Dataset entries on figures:

⟨

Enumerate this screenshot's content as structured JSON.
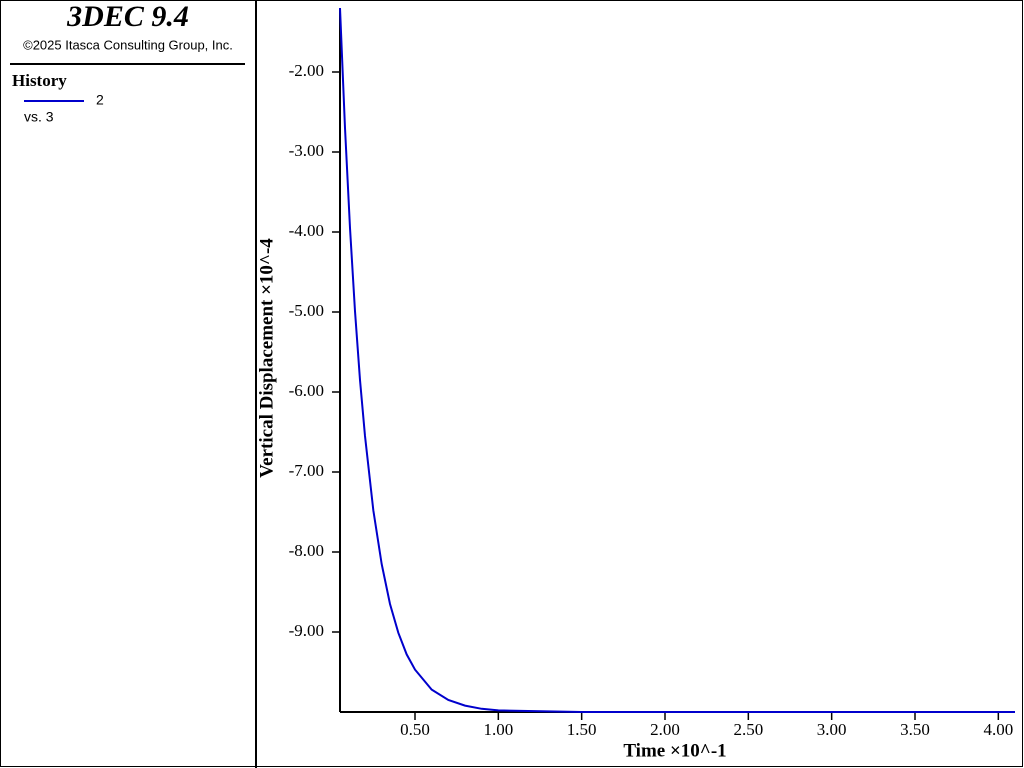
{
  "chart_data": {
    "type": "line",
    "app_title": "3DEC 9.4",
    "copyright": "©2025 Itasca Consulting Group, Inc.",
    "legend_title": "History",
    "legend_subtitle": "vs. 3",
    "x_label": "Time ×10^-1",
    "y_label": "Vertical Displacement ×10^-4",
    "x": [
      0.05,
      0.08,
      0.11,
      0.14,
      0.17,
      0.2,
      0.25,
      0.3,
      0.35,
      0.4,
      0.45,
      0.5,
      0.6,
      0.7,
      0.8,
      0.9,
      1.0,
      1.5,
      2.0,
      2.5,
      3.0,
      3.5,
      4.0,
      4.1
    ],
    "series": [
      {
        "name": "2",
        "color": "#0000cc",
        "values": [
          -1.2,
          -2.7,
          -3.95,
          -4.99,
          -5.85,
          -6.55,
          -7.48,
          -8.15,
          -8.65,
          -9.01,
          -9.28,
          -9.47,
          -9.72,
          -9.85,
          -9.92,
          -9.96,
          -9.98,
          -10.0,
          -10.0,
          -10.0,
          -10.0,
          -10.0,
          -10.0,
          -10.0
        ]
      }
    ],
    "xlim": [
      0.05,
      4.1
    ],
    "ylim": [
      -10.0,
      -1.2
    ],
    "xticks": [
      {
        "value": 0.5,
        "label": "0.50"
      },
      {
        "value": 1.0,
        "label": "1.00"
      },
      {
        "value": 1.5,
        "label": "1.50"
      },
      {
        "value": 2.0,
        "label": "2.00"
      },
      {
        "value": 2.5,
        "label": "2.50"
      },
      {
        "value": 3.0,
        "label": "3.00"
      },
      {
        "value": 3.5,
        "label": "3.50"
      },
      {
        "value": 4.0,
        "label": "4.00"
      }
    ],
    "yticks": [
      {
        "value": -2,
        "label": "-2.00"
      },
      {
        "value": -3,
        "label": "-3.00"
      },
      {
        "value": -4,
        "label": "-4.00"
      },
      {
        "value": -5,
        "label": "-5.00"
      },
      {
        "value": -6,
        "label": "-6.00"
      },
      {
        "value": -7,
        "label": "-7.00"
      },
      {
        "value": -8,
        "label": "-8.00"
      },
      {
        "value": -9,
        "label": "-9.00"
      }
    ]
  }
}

⟩

TASK DESCRIPTION
Reproduce all of the material exactly, apart from the pictures.

RESPONSE TO THE EXERCISE
Enumerate this screenshot's content as structured JSON.
{
  "chart_data": {
    "type": "line",
    "app_title": "3DEC 9.4",
    "copyright": "©2025 Itasca Consulting Group, Inc.",
    "legend_title": "History",
    "legend_subtitle": "vs. 3",
    "x_label": "Time ×10^-1",
    "y_label": "Vertical Displacement ×10^-4",
    "x": [
      0.05,
      0.08,
      0.11,
      0.14,
      0.17,
      0.2,
      0.25,
      0.3,
      0.35,
      0.4,
      0.45,
      0.5,
      0.6,
      0.7,
      0.8,
      0.9,
      1.0,
      1.5,
      2.0,
      2.5,
      3.0,
      3.5,
      4.0,
      4.1
    ],
    "series": [
      {
        "name": "2",
        "color": "#0000cc",
        "values": [
          -1.2,
          -2.7,
          -3.95,
          -4.99,
          -5.85,
          -6.55,
          -7.48,
          -8.15,
          -8.65,
          -9.01,
          -9.28,
          -9.47,
          -9.72,
          -9.85,
          -9.92,
          -9.96,
          -9.98,
          -10.0,
          -10.0,
          -10.0,
          -10.0,
          -10.0,
          -10.0,
          -10.0
        ]
      }
    ],
    "xlim": [
      0.05,
      4.1
    ],
    "ylim": [
      -10.0,
      -1.2
    ],
    "xticks": [
      {
        "value": 0.5,
        "label": "0.50"
      },
      {
        "value": 1.0,
        "label": "1.00"
      },
      {
        "value": 1.5,
        "label": "1.50"
      },
      {
        "value": 2.0,
        "label": "2.00"
      },
      {
        "value": 2.5,
        "label": "2.50"
      },
      {
        "value": 3.0,
        "label": "3.00"
      },
      {
        "value": 3.5,
        "label": "3.50"
      },
      {
        "value": 4.0,
        "label": "4.00"
      }
    ],
    "yticks": [
      {
        "value": -2,
        "label": "-2.00"
      },
      {
        "value": -3,
        "label": "-3.00"
      },
      {
        "value": -4,
        "label": "-4.00"
      },
      {
        "value": -5,
        "label": "-5.00"
      },
      {
        "value": -6,
        "label": "-6.00"
      },
      {
        "value": -7,
        "label": "-7.00"
      },
      {
        "value": -8,
        "label": "-8.00"
      },
      {
        "value": -9,
        "label": "-9.00"
      }
    ]
  }
}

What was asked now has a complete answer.